- [Task instructions]:
Write out every record below exactly as it appears.

— begin Stored records —

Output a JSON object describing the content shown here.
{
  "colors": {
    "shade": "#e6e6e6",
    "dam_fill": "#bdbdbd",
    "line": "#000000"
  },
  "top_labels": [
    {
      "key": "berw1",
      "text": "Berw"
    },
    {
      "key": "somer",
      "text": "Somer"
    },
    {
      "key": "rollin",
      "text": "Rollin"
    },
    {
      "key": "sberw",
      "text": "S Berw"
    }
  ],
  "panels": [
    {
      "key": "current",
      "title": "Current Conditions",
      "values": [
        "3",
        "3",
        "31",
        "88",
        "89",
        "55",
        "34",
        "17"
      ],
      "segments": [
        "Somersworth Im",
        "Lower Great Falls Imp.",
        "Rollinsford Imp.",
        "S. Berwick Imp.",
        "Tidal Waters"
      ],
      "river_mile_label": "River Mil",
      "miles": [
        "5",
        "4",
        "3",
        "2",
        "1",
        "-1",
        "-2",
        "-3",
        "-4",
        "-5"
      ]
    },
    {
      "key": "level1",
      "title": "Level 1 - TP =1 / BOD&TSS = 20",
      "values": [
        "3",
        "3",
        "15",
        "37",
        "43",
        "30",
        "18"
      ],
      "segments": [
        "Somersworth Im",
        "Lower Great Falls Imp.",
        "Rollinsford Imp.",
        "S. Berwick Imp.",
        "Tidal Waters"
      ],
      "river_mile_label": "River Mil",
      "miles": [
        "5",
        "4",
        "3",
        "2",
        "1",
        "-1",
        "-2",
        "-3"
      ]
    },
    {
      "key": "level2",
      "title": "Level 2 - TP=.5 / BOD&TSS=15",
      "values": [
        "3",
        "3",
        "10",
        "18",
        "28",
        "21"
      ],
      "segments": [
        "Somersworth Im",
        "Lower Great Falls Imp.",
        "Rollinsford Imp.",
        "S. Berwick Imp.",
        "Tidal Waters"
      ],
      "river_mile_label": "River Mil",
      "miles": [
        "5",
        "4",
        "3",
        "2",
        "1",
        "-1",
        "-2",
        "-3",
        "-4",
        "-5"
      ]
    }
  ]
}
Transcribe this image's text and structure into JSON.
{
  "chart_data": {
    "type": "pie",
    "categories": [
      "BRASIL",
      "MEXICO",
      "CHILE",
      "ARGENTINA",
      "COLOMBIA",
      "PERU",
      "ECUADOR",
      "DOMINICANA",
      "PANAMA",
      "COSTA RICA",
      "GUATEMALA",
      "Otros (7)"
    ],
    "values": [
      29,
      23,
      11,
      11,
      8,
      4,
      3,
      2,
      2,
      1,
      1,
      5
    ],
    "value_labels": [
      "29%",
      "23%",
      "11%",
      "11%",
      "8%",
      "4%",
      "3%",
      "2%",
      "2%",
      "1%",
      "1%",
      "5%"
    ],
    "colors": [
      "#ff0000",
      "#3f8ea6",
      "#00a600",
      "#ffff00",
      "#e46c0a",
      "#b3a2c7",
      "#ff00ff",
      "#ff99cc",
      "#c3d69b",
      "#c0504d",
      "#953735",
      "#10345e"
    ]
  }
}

— end Stored records —

- [Exercise response]:
Output a JSON object describing the content shown here.
{
  "colors": {
    "shade": "#e6e6e6",
    "dam_fill": "#bdbdbd",
    "line": "#000000"
  },
  "top_labels": [
    {
      "key": "berw1",
      "text": "Berw"
    },
    {
      "key": "somer",
      "text": "Somer"
    },
    {
      "key": "rollin",
      "text": "Rollin"
    },
    {
      "key": "sberw",
      "text": "S Berw"
    }
  ],
  "panels": [
    {
      "key": "current",
      "title": "Current Conditions",
      "values": [
        "3",
        "3",
        "31",
        "88",
        "89",
        "55",
        "34",
        "17"
      ],
      "segments": [
        "Somersworth Im",
        "Lower Great Falls Imp.",
        "Rollinsford Imp.",
        "S. Berwick Imp.",
        "Tidal Waters"
      ],
      "river_mile_label": "River Mil",
      "miles": [
        "5",
        "4",
        "3",
        "2",
        "1",
        "-1",
        "-2",
        "-3",
        "-4",
        "-5"
      ]
    },
    {
      "key": "level1",
      "title": "Level 1 - TP =1 / BOD&TSS = 20",
      "values": [
        "3",
        "3",
        "15",
        "37",
        "43",
        "30",
        "18"
      ],
      "segments": [
        "Somersworth Im",
        "Lower Great Falls Imp.",
        "Rollinsford Imp.",
        "S. Berwick Imp.",
        "Tidal Waters"
      ],
      "river_mile_label": "River Mil",
      "miles": [
        "5",
        "4",
        "3",
        "2",
        "1",
        "-1",
        "-2",
        "-3"
      ]
    },
    {
      "key": "level2",
      "title": "Level 2 - TP=.5 / BOD&TSS=15",
      "values": [
        "3",
        "3",
        "10",
        "18",
        "28",
        "21"
      ],
      "segments": [
        "Somersworth Im",
        "Lower Great Falls Imp.",
        "Rollinsford Imp.",
        "S. Berwick Imp.",
        "Tidal Waters"
      ],
      "river_mile_label": "River Mil",
      "miles": [
        "5",
        "4",
        "3",
        "2",
        "1",
        "-1",
        "-2",
        "-3",
        "-4",
        "-5"
      ]
    }
  ]
}
Transcribe this image's text and structure into JSON.
{
  "chart_data": {
    "type": "pie",
    "categories": [
      "BRASIL",
      "MEXICO",
      "CHILE",
      "ARGENTINA",
      "COLOMBIA",
      "PERU",
      "ECUADOR",
      "DOMINICANA",
      "PANAMA",
      "COSTA RICA",
      "GUATEMALA",
      "Otros (7)"
    ],
    "values": [
      29,
      23,
      11,
      11,
      8,
      4,
      3,
      2,
      2,
      1,
      1,
      5
    ],
    "value_labels": [
      "29%",
      "23%",
      "11%",
      "11%",
      "8%",
      "4%",
      "3%",
      "2%",
      "2%",
      "1%",
      "1%",
      "5%"
    ],
    "colors": [
      "#ff0000",
      "#3f8ea6",
      "#00a600",
      "#ffff00",
      "#e46c0a",
      "#b3a2c7",
      "#ff00ff",
      "#ff99cc",
      "#c3d69b",
      "#c0504d",
      "#953735",
      "#10345e"
    ]
  }
}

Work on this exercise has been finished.